▶ Goal
Assemble all lines in which the string "value" appears.

[start Input material]

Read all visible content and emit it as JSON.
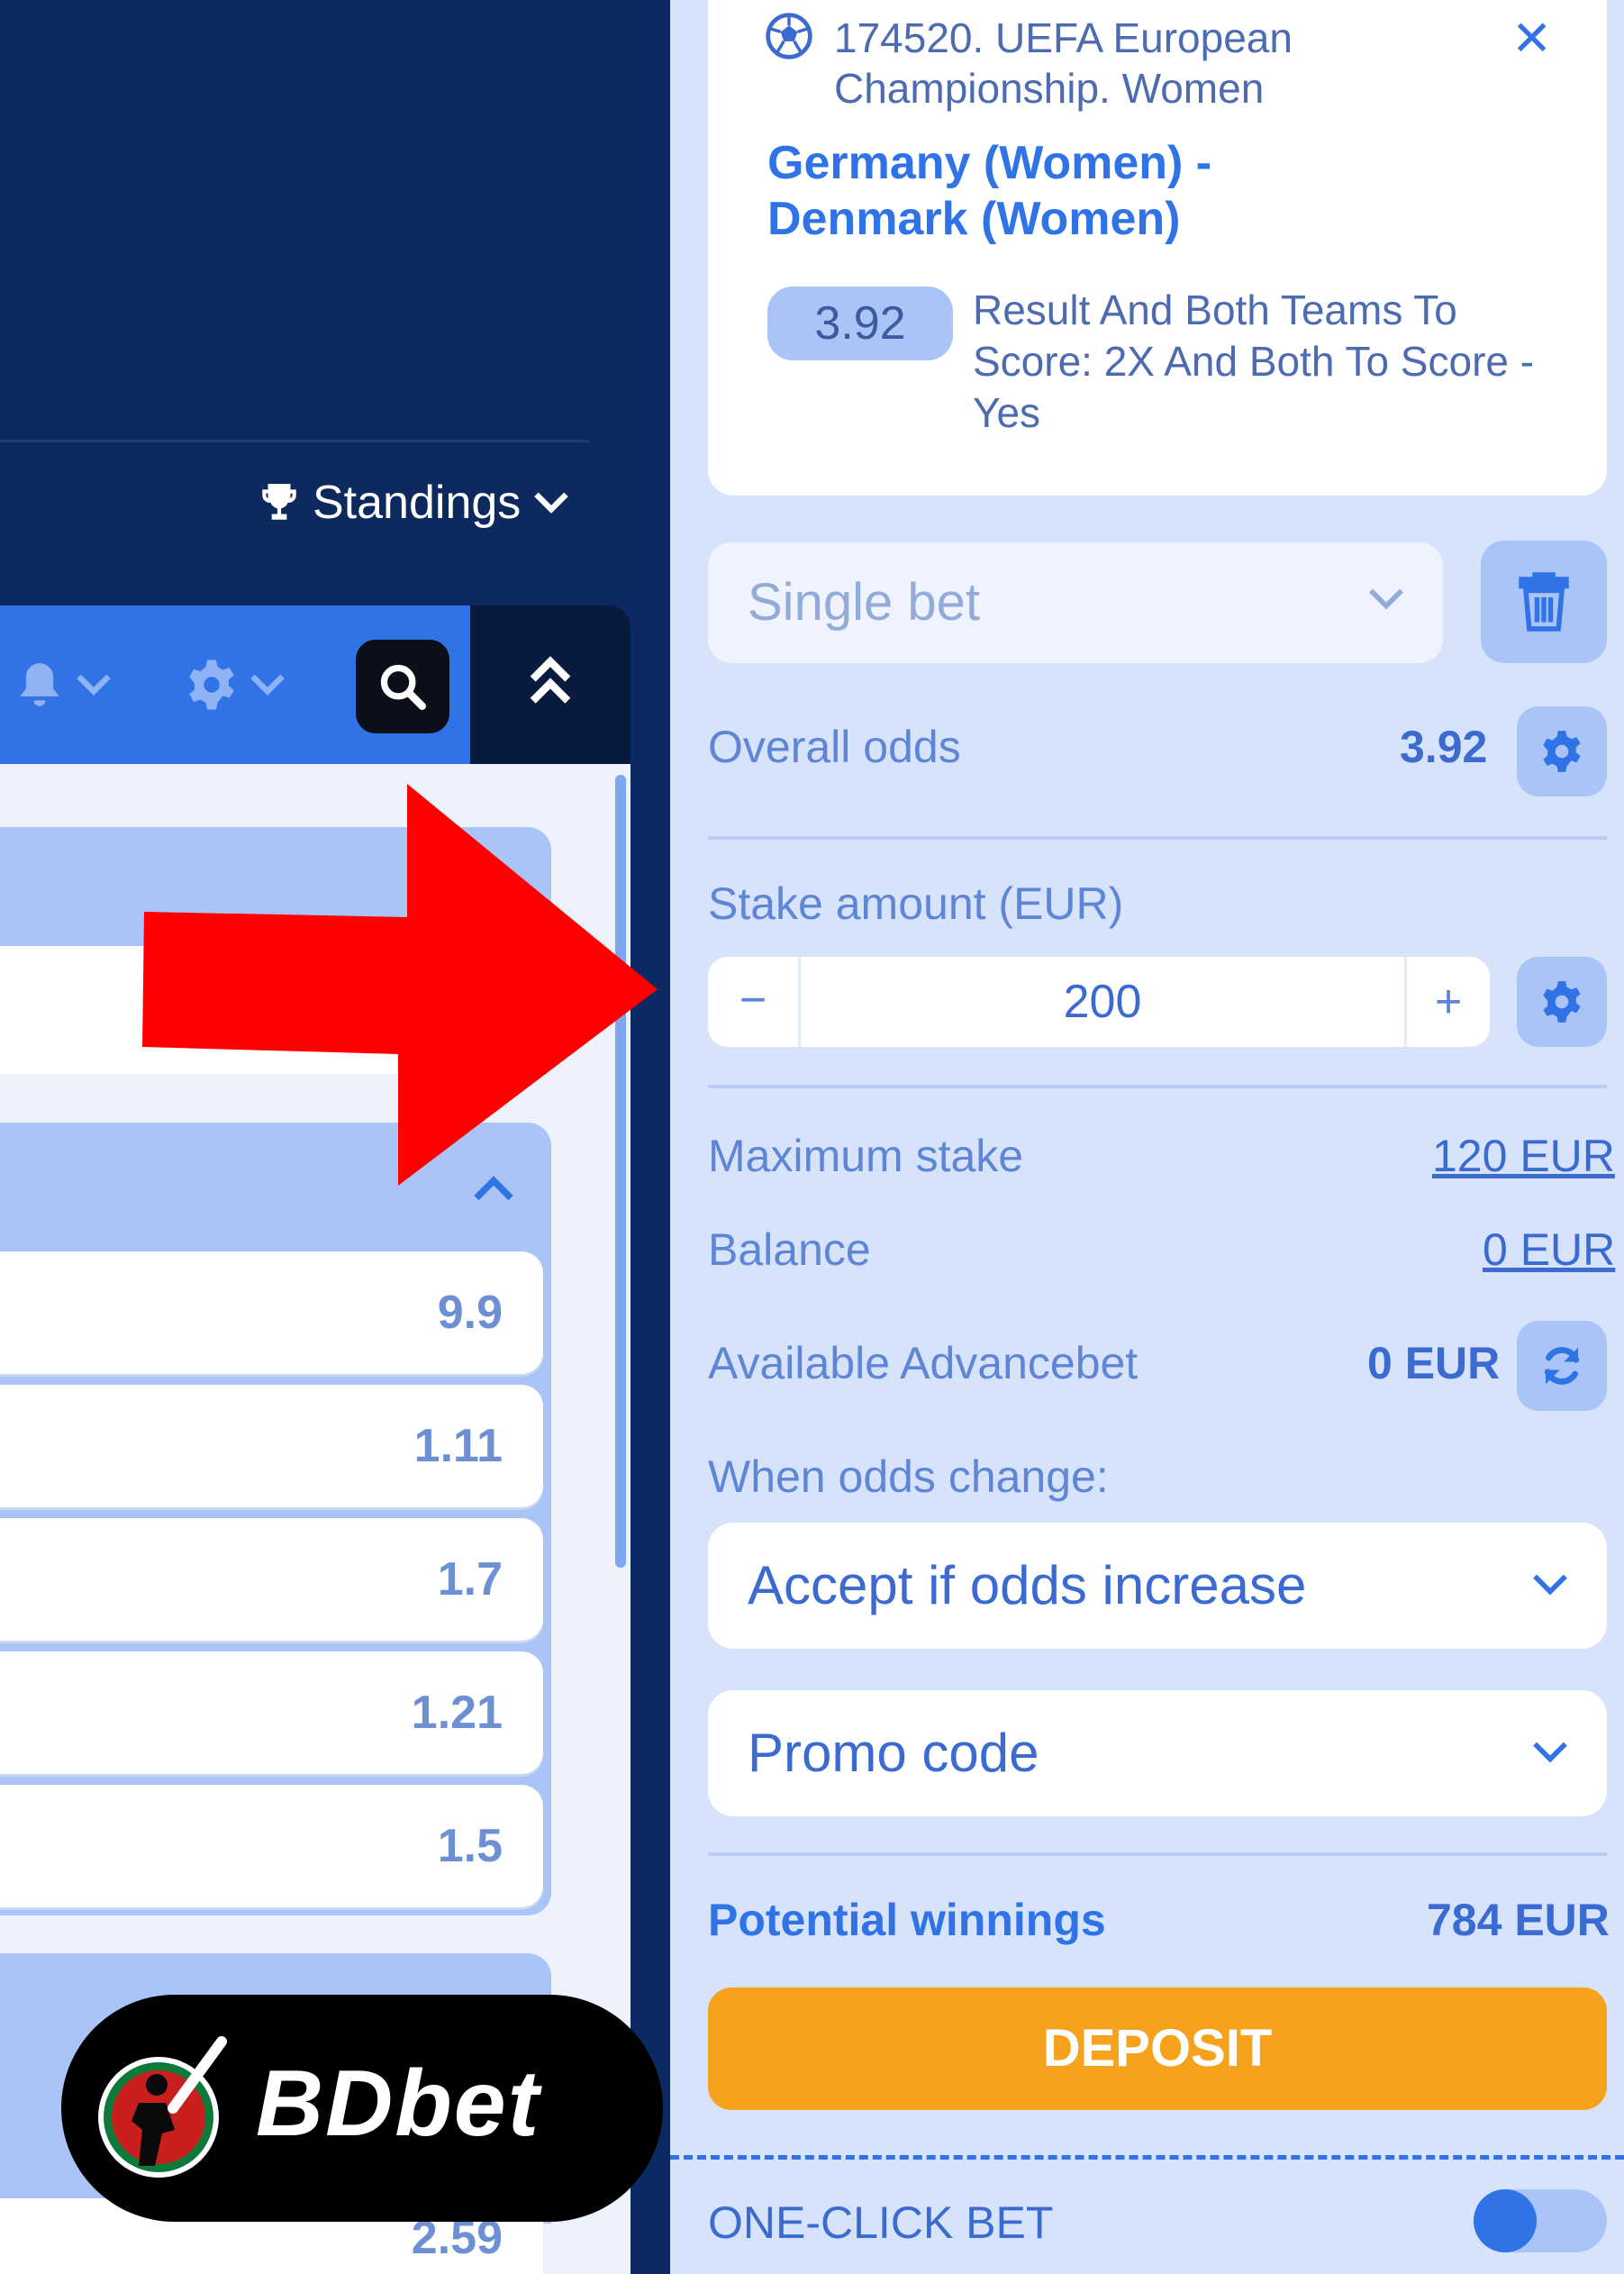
{
  "left": {
    "standings_label": "Standings",
    "odds": [
      "9.9",
      "1.11",
      "1.7",
      "1.21",
      "1.5"
    ],
    "bottom_odd": "2.59",
    "logo_text": "BDbet"
  },
  "event": {
    "league": "174520. UEFA European Championship. Women",
    "teams": "Germany (Women) - Denmark (Women)",
    "odd": "3.92",
    "market": "Result And Both Teams To Score: 2X And Both To Score - Yes",
    "close_symbol": "✕"
  },
  "bet_type": {
    "value": "Single bet"
  },
  "overall_odds": {
    "label": "Overall odds",
    "value": "3.92"
  },
  "stake": {
    "label": "Stake amount (EUR)",
    "value": "200",
    "minus": "−",
    "plus": "+"
  },
  "maximum_stake": {
    "label": "Maximum stake",
    "value": "120 EUR"
  },
  "balance": {
    "label": "Balance",
    "value": "0 EUR"
  },
  "advancebet": {
    "label": "Available Advancebet",
    "value": "0 EUR"
  },
  "odds_change": {
    "label": "When odds change:",
    "value": "Accept if odds increase"
  },
  "promo": {
    "label": "Promo code"
  },
  "potential": {
    "label": "Potential winnings",
    "value": "784 EUR"
  },
  "deposit_label": "DEPOSIT",
  "one_click": {
    "label": "ONE-CLICK BET",
    "enabled": false
  },
  "colors": {
    "accent": "#2f73e6",
    "deposit": "#f7a21c",
    "arrow": "#ff0000",
    "panel": "#d7e3fb"
  },
  "icons": [
    "trophy-icon",
    "chevron-down-icon",
    "bell-icon",
    "gear-icon",
    "search-icon",
    "double-chevron-up-icon",
    "chevron-up-icon",
    "soccer-ball-icon",
    "close-icon",
    "trash-icon",
    "refresh-icon"
  ]
}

[end Input material]

▶ Written reply
    "value": "Single bet"
    "value": "3.92"
    "value": "200",
    "value": "120 EUR"
    "value": "0 EUR"
    "value": "0 EUR"
    "value": "Accept if odds increase"
    "value": "784 EUR"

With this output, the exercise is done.